» **THE DATA**
============

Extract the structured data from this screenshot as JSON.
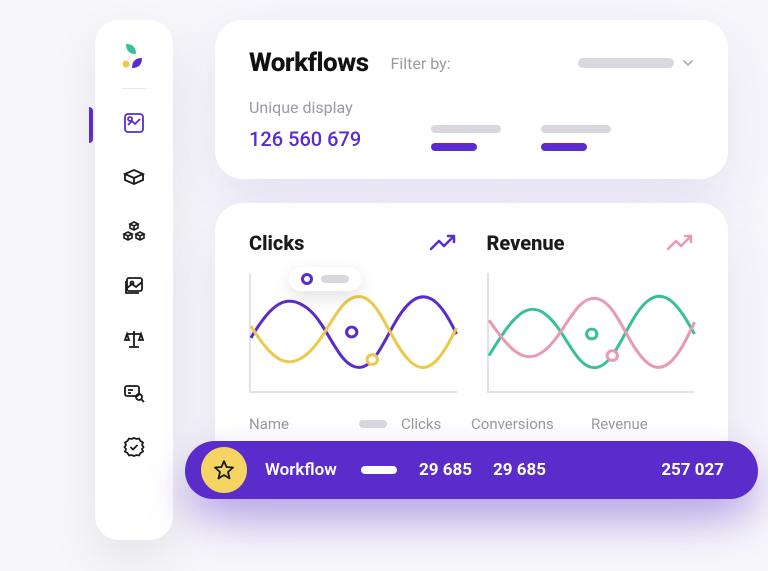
{
  "sidebar": {
    "icons": [
      "chart-pie",
      "box",
      "boxes",
      "image",
      "scale",
      "search-card",
      "badge"
    ]
  },
  "workflows": {
    "title": "Workflows",
    "filter_label": "Filter by:",
    "unique_label": "Unique display",
    "unique_value": "126 560 679"
  },
  "charts": {
    "clicks": {
      "title": "Clicks"
    },
    "revenue": {
      "title": "Revenue"
    },
    "headers": {
      "name": "Name",
      "clicks": "Clicks",
      "conversions": "Conversions",
      "revenue": "Revenue"
    }
  },
  "highlight": {
    "label": "Workflow",
    "clicks": "29 685",
    "conversions": "29 685",
    "revenue": "257 027"
  },
  "colors": {
    "purple": "#5b2ccc",
    "yellow": "#ebc94b",
    "teal": "#3bbf9b",
    "pink": "#e79ab0"
  },
  "chart_data": [
    {
      "type": "line",
      "title": "Clicks",
      "xlabel": "",
      "ylabel": "",
      "x": [
        0,
        1,
        2,
        3,
        4,
        5,
        6,
        7,
        8,
        9,
        10
      ],
      "series": [
        {
          "name": "purple",
          "color": "#5b2ccc",
          "values": [
            45,
            70,
            85,
            70,
            40,
            20,
            30,
            60,
            85,
            72,
            48
          ]
        },
        {
          "name": "yellow",
          "color": "#ebc94b",
          "values": [
            55,
            30,
            20,
            35,
            62,
            80,
            70,
            45,
            25,
            40,
            60
          ]
        }
      ]
    },
    {
      "type": "line",
      "title": "Revenue",
      "xlabel": "",
      "ylabel": "",
      "x": [
        0,
        1,
        2,
        3,
        4,
        5,
        6,
        7,
        8,
        9,
        10
      ],
      "series": [
        {
          "name": "teal",
          "color": "#3bbf9b",
          "values": [
            30,
            55,
            78,
            65,
            40,
            20,
            30,
            58,
            80,
            68,
            48
          ]
        },
        {
          "name": "pink",
          "color": "#e79ab0",
          "values": [
            60,
            38,
            25,
            40,
            62,
            80,
            70,
            48,
            28,
            42,
            62
          ]
        }
      ]
    }
  ]
}
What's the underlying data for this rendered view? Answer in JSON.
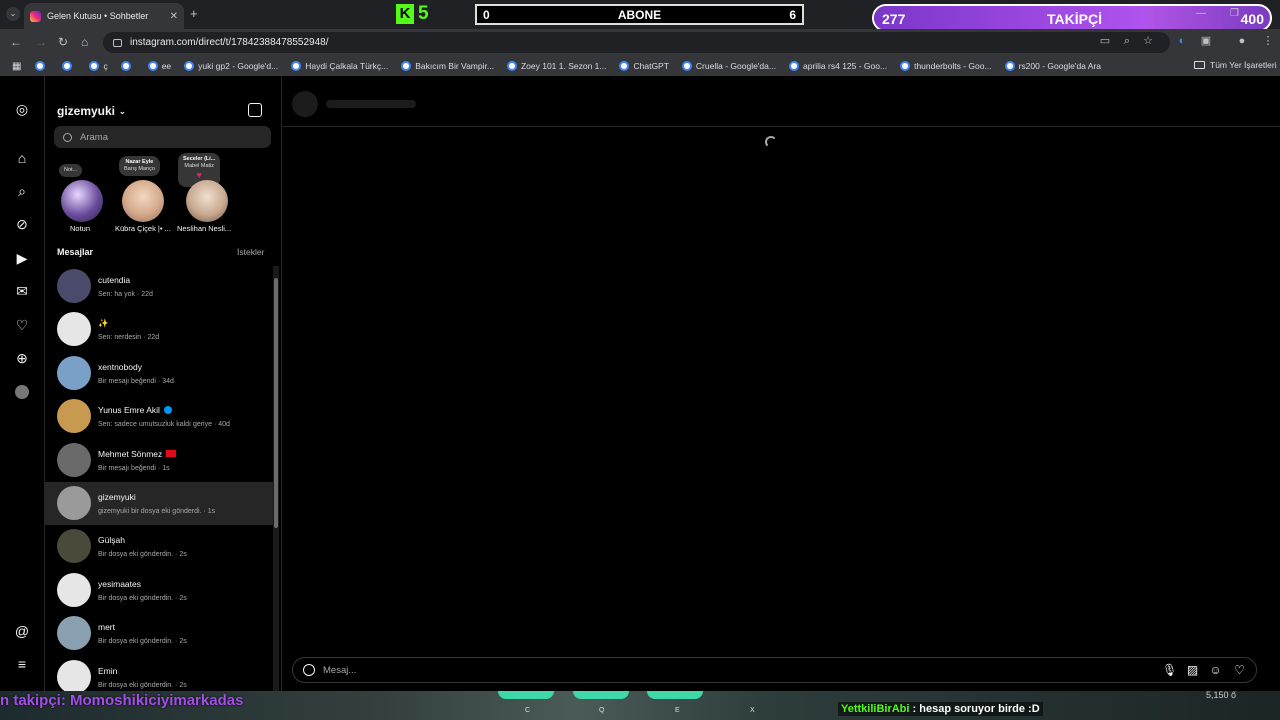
{
  "browser": {
    "tab_title": "Gelen Kutusu • Sohbetler",
    "url": "instagram.com/direct/t/17842388478552948/",
    "bookmarks": [
      {
        "label": ""
      },
      {
        "label": ""
      },
      {
        "label": "ç"
      },
      {
        "label": ""
      },
      {
        "label": "ee"
      },
      {
        "label": "yuki gp2 - Google'd..."
      },
      {
        "label": "Haydi Çalkala Türkç..."
      },
      {
        "label": "Bakıcım Bir Vampir..."
      },
      {
        "label": "Zoey 101 1. Sezon 1..."
      },
      {
        "label": "ChatGPT"
      },
      {
        "label": "Cruella - Google'da..."
      },
      {
        "label": "aprilia rs4 125 - Goo..."
      },
      {
        "label": "thunderbolts - Goo..."
      },
      {
        "label": "rs200 - Google'da Ara"
      }
    ],
    "all_bookmarks": "Tüm Yer İşaretleri"
  },
  "overlay": {
    "kick_count": "5",
    "abone": {
      "left": "0",
      "label": "ABONE",
      "right": "6"
    },
    "takipci": {
      "current": "277",
      "label": "TAKİPÇİ",
      "goal": "400",
      "progress_fraction": 0.6925
    },
    "ticker": "n takipçi: Momoshikiciyimarkadas",
    "chat": {
      "user": "YettkiliBirAbi",
      "text": " : hesap soruyor birde :D"
    },
    "keys": [
      "C",
      "Q",
      "E",
      "X"
    ],
    "corner": "5,150 ő"
  },
  "inbox": {
    "username": "gizemyuki",
    "search_placeholder": "Arama",
    "stories": [
      {
        "note": "Not...",
        "name": "Notun"
      },
      {
        "note_title": "Nazar Eyle",
        "note_sub": "Barış Manço",
        "name": "Kübra Çiçek |• ..."
      },
      {
        "note_title": "Seceler (Li...",
        "note_sub": "Mabel Matiz",
        "name": "Neslihan Nesli..."
      }
    ],
    "section_title": "Mesajlar",
    "requests_label": "İstekler",
    "conversations": [
      {
        "name": "cutendia",
        "preview": "Sen: ha yok · 22d",
        "color": "#4a4a6a",
        "badge": ""
      },
      {
        "name": "✨",
        "preview": "Sen: nerdesin · 22d",
        "color": "#e6e6e6",
        "badge": ""
      },
      {
        "name": "xentnobody",
        "preview": "Bir mesajı beğendi · 34d",
        "color": "#7aa0c8",
        "badge": ""
      },
      {
        "name": "Yunus Emre Akil",
        "preview": "Sen: sadece umutsuzluk kaldı geriye · 40d",
        "color": "#c89a50",
        "badge": "verified"
      },
      {
        "name": "Mehmet Sönmez",
        "preview": "Bir mesajı beğendi · 1s",
        "color": "#6a6a6a",
        "badge": "flag"
      },
      {
        "name": "gizemyuki",
        "preview": "gizemyuki bir dosya eki gönderdi. · 1s",
        "color": "#9a9a9a",
        "badge": ""
      },
      {
        "name": "Gülşah",
        "preview": "Bir dosya eki gönderdin. · 2s",
        "color": "#4a4a3a",
        "badge": ""
      },
      {
        "name": "yesimaates",
        "preview": "Bir dosya eki gönderdin. · 2s",
        "color": "#e6e6e6",
        "badge": ""
      },
      {
        "name": "mert",
        "preview": "Bir dosya eki gönderdin. · 2s",
        "color": "#8aa0b0",
        "badge": ""
      },
      {
        "name": "Emin",
        "preview": "Bir dosya eki gönderdin. · 2s",
        "color": "#e6e6e6",
        "badge": ""
      }
    ]
  },
  "composer": {
    "placeholder": "Mesaj..."
  }
}
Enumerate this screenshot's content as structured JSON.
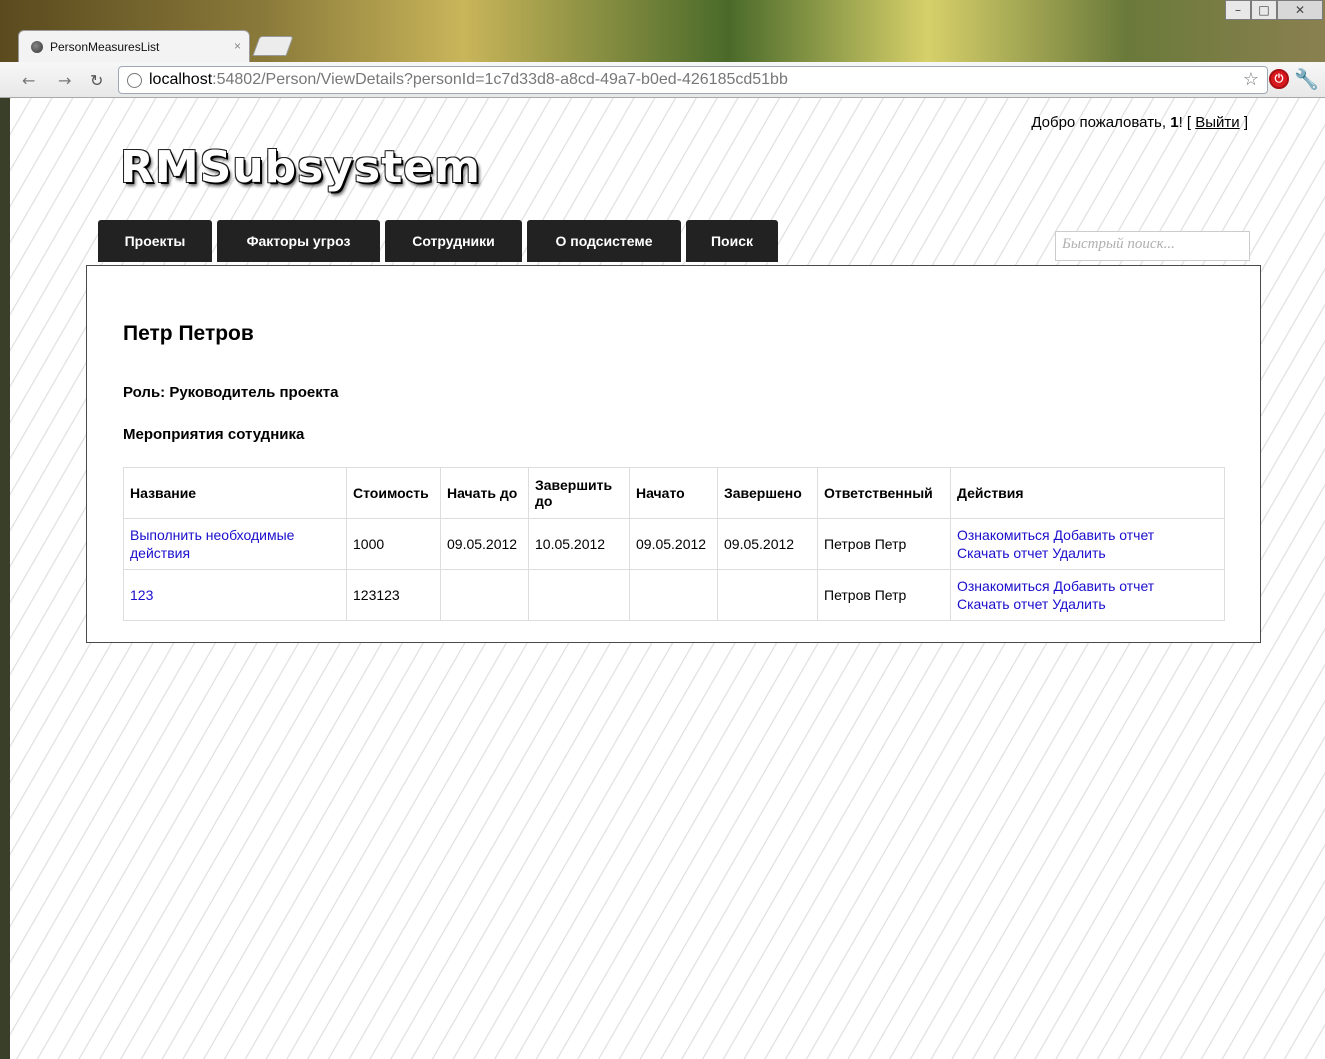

============

Transcribe every entry word for word, but omit the pictures.

» **ANSWER TO THE EXERCISE**
Extract the structured data from this screenshot as JSON.
{
  "sidebar": {
    "icons": [
      "chart-pie",
      "box",
      "boxes",
      "image",
      "scale",
      "search-card",
      "badge"
    ]
  },
  "workflows": {
    "title": "Workflows",
    "filter_label": "Filter by:",
    "unique_label": "Unique display",
    "unique_value": "126 560 679"
  },
  "charts": {
    "clicks": {
      "title": "Clicks"
    },
    "revenue": {
      "title": "Revenue"
    },
    "headers": {
      "name": "Name",
      "clicks": "Clicks",
      "conversions": "Conversions",
      "revenue": "Revenue"
    }
  },
  "highlight": {
    "label": "Workflow",
    "clicks": "29 685",
    "conversions": "29 685",
    "revenue": "257 027"
  },
  "colors": {
    "purple": "#5b2ccc",
    "yellow": "#ebc94b",
    "teal": "#3bbf9b",
    "pink": "#e79ab0"
  },
  "chart_data": [
    {
      "type": "line",
      "title": "Clicks",
      "xlabel": "",
      "ylabel": "",
      "x": [
        0,
        1,
        2,
        3,
        4,
        5,
        6,
        7,
        8,
        9,
        10
      ],
      "series": [
        {
          "name": "purple",
          "color": "#5b2ccc",
          "values": [
            45,
            70,
            85,
            70,
            40,
            20,
            30,
            60,
            85,
            72,
            48
          ]
        },
        {
          "name": "yellow",
          "color": "#ebc94b",
          "values": [
            55,
            30,
            20,
            35,
            62,
            80,
            70,
            45,
            25,
            40,
            60
          ]
        }
      ]
    },
    {
      "type": "line",
      "title": "Revenue",
      "xlabel": "",
      "ylabel": "",
      "x": [
        0,
        1,
        2,
        3,
        4,
        5,
        6,
        7,
        8,
        9,
        10
      ],
      "series": [
        {
          "name": "teal",
          "color": "#3bbf9b",
          "values": [
            30,
            55,
            78,
            65,
            40,
            20,
            30,
            58,
            80,
            68,
            48
          ]
        },
        {
          "name": "pink",
          "color": "#e79ab0",
          "values": [
            60,
            38,
            25,
            40,
            62,
            80,
            70,
            48,
            28,
            42,
            62
          ]
        }
      ]
    }
  ]
}
What's the underlying data for this rendered view? Answer in JSON.
{
  "browser": {
    "tab_title": "Gelen Kutusu • Sohbetler",
    "url": "instagram.com/direct/t/17842388478552948/",
    "bookmarks": [
      {
        "label": ""
      },
      {
        "label": ""
      },
      {
        "label": "ç"
      },
      {
        "label": ""
      },
      {
        "label": "ee"
      },
      {
        "label": "yuki gp2 - Google'd..."
      },
      {
        "label": "Haydi Çalkala Türkç..."
      },
      {
        "label": "Bakıcım Bir Vampir..."
      },
      {
        "label": "Zoey 101 1. Sezon 1..."
      },
      {
        "label": "ChatGPT"
      },
      {
        "label": "Cruella - Google'da..."
      },
      {
        "label": "aprilia rs4 125 - Goo..."
      },
      {
        "label": "thunderbolts - Goo..."
      },
      {
        "label": "rs200 - Google'da Ara"
      }
    ],
    "all_bookmarks": "Tüm Yer İşaretleri"
  },
  "overlay": {
    "kick_count": "5",
    "abone": {
      "left": "0",
      "label": "ABONE",
      "right": "6"
    },
    "takipci": {
      "current": "277",
      "label": "TAKİPÇİ",
      "goal": "400",
      "progress_fraction": 0.6925
    },
    "ticker": "n takipçi: Momoshikiciyimarkadas",
    "chat": {
      "user": "YettkiliBirAbi",
      "text": " : hesap soruyor birde :D"
    },
    "keys": [
      "C",
      "Q",
      "E",
      "X"
    ],
    "corner": "5,150 ő"
  },
  "inbox": {
    "username": "gizemyuki",
    "search_placeholder": "Arama",
    "stories": [
      {
        "note": "Not...",
        "name": "Notun"
      },
      {
        "note_title": "Nazar Eyle",
        "note_sub": "Barış Manço",
        "name": "Kübra Çiçek |• ..."
      },
      {
        "note_title": "Seceler (Li...",
        "note_sub": "Mabel Matiz",
        "name": "Neslihan Nesli..."
      }
    ],
    "section_title": "Mesajlar",
    "requests_label": "İstekler",
    "conversations": [
      {
        "name": "cutendia",
        "preview": "Sen: ha yok · 22d",
        "color": "#4a4a6a",
        "badge": ""
      },
      {
        "name": "✨",
        "preview": "Sen: nerdesin · 22d",
        "color": "#e6e6e6",
        "badge": ""
      },
      {
        "name": "xentnobody",
        "preview": "Bir mesajı beğendi · 34d",
        "color": "#7aa0c8",
        "badge": ""
      },
      {
        "name": "Yunus Emre Akil",
        "preview": "Sen: sadece umutsuzluk kaldı geriye · 40d",
        "color": "#c89a50",
        "badge": "verified"
      },
      {
        "name": "Mehmet Sönmez",
        "preview": "Bir mesajı beğendi · 1s",
        "color": "#6a6a6a",
        "badge": "flag"
      },
      {
        "name": "gizemyuki",
        "preview": "gizemyuki bir dosya eki gönderdi. · 1s",
        "color": "#9a9a9a",
        "badge": ""
      },
      {
        "name": "Gülşah",
        "preview": "Bir dosya eki gönderdin. · 2s",
        "color": "#4a4a3a",
        "badge": ""
      },
      {
        "name": "yesimaates",
        "preview": "Bir dosya eki gönderdin. · 2s",
        "color": "#e6e6e6",
        "badge": ""
      },
      {
        "name": "mert",
        "preview": "Bir dosya eki gönderdin. · 2s",
        "color": "#8aa0b0",
        "badge": ""
      },
      {
        "name": "Emin",
        "preview": "Bir dosya eki gönderdin. · 2s",
        "color": "#e6e6e6",
        "badge": ""
      }
    ]
  },
  "composer": {
    "placeholder": "Mesaj..."
  }
}
Enumerate this screenshot's content as structured JSON.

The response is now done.